**Exercise directions:**
What number of lines hold the word "color"? State that number and nothing besides.

**Data section:**
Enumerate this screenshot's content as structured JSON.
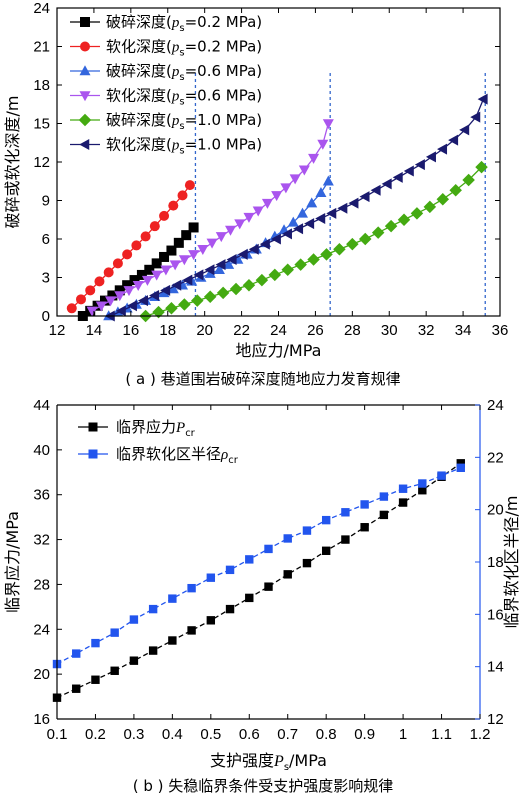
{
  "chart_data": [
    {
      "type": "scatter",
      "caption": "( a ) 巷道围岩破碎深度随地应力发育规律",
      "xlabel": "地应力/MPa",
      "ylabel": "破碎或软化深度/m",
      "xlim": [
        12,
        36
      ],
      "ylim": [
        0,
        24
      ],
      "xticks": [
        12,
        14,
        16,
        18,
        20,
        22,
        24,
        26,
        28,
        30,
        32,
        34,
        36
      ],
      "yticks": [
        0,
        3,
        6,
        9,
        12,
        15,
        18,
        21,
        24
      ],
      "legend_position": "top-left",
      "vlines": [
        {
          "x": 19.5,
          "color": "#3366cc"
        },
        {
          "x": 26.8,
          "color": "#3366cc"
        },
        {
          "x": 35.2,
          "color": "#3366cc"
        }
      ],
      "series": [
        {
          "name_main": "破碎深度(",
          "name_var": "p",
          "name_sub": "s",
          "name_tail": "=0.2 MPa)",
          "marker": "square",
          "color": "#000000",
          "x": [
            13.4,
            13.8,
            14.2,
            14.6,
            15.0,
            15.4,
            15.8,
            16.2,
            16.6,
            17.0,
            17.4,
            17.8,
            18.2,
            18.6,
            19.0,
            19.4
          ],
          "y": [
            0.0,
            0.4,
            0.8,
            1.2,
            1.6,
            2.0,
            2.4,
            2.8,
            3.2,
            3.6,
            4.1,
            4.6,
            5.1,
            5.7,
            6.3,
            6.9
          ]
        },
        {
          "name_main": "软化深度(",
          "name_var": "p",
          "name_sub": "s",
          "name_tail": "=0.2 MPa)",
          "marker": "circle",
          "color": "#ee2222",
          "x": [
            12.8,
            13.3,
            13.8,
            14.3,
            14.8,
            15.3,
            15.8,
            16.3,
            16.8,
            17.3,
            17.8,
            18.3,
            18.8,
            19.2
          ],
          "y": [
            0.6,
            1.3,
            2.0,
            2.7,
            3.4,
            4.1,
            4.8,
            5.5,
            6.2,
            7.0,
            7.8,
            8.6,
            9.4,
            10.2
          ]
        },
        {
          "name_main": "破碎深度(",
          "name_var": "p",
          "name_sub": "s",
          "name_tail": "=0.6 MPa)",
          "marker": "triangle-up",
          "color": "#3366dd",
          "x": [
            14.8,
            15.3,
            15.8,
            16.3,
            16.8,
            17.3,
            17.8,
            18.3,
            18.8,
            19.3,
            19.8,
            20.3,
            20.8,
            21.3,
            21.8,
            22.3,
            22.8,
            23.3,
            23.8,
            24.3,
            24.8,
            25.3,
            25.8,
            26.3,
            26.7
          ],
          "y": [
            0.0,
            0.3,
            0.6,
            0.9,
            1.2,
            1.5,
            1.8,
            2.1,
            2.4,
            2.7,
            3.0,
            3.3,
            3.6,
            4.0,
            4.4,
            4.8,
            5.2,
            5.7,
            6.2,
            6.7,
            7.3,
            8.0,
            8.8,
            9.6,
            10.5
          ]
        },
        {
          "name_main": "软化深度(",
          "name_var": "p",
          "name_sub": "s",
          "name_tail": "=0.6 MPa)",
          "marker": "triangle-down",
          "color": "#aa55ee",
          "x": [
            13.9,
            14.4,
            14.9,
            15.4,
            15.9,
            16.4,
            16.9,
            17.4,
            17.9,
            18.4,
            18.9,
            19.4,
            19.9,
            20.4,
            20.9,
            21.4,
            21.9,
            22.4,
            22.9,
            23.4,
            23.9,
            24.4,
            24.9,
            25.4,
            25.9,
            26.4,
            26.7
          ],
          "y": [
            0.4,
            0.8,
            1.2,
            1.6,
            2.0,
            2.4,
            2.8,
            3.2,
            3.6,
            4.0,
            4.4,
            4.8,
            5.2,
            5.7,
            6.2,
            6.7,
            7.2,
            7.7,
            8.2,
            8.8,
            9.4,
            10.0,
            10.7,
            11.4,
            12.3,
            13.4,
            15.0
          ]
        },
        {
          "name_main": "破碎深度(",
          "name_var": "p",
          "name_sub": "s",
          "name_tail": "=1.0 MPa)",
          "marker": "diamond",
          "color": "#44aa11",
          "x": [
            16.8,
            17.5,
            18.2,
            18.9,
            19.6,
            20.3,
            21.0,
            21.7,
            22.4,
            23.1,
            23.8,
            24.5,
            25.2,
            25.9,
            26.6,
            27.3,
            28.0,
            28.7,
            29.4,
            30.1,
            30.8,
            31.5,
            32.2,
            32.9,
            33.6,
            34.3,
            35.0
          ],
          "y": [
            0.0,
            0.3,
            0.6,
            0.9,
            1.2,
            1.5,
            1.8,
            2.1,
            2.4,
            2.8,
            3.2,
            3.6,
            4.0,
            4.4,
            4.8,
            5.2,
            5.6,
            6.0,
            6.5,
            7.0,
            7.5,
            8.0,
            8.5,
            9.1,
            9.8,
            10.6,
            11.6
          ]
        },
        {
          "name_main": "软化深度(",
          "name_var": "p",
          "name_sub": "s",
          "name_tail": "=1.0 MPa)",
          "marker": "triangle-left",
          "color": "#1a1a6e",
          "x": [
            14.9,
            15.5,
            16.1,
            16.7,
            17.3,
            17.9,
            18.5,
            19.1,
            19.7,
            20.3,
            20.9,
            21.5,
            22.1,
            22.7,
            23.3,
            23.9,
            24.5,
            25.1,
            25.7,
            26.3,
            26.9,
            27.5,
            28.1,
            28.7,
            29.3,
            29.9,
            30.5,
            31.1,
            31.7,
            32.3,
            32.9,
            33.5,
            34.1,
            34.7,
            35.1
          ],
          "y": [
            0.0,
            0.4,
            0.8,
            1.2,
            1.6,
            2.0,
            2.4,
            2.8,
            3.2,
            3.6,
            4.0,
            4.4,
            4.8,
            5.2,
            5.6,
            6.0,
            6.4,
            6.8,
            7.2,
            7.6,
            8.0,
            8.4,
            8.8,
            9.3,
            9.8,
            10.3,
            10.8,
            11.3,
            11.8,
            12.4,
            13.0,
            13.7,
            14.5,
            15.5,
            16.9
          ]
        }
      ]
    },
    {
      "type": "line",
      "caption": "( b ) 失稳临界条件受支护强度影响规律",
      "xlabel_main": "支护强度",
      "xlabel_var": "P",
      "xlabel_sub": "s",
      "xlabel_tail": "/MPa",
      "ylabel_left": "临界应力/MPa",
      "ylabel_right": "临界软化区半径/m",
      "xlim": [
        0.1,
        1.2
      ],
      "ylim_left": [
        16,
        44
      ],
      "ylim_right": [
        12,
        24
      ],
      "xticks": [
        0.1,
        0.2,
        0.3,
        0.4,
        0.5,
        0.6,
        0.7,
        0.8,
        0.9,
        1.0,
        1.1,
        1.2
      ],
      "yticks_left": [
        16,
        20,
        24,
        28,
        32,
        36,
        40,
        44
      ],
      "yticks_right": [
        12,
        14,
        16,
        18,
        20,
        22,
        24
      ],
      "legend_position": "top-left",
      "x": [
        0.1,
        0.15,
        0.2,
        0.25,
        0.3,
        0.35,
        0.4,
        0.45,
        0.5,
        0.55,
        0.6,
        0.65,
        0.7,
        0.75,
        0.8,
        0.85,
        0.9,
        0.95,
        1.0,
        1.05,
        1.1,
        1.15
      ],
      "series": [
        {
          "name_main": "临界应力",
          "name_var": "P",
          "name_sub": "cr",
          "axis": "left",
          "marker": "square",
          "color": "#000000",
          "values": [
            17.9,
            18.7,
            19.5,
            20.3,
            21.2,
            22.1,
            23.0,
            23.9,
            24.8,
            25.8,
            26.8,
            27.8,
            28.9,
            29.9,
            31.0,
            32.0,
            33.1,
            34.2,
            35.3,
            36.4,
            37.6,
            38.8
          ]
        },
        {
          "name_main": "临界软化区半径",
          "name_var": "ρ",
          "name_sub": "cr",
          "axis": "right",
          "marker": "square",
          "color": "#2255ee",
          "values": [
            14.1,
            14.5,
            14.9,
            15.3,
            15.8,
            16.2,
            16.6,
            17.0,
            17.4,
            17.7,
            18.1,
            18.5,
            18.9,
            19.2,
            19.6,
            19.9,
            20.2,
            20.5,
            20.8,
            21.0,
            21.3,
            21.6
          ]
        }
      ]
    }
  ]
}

**Response:**
11